• **WHAT NEEDS TO BE DONE**: Locate the string "title" in the records below. Copy every line where it occurs.
* * *
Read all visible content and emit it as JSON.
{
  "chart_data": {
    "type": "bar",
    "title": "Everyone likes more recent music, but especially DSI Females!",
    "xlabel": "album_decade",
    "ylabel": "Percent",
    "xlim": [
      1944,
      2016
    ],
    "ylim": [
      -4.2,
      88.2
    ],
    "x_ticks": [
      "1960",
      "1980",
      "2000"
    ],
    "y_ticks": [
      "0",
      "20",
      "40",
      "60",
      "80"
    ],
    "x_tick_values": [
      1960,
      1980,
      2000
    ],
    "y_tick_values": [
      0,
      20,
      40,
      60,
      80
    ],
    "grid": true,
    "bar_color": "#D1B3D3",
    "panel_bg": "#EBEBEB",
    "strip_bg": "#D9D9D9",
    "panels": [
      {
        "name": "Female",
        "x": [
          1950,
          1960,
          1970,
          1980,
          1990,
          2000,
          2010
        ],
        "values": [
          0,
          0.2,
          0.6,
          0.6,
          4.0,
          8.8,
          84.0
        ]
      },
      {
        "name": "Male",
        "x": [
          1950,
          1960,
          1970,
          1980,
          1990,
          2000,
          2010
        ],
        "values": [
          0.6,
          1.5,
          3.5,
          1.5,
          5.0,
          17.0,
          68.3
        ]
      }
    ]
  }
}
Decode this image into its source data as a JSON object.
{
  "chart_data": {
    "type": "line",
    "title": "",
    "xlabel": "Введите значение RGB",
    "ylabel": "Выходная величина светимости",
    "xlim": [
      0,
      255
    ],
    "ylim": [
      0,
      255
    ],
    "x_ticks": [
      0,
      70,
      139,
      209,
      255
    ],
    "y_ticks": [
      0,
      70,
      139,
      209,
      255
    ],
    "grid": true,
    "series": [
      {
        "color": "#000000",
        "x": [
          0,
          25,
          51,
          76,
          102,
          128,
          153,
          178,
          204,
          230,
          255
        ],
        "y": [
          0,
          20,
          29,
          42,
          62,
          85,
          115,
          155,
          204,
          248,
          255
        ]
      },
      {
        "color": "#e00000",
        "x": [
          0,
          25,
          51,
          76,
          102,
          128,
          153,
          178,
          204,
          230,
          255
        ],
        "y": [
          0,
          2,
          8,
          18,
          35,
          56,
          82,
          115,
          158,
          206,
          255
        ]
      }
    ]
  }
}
* * *
• **TASK ANSWER**:
    "title": "Everyone likes more recent music, but especially DSI Females!",
    "title": "",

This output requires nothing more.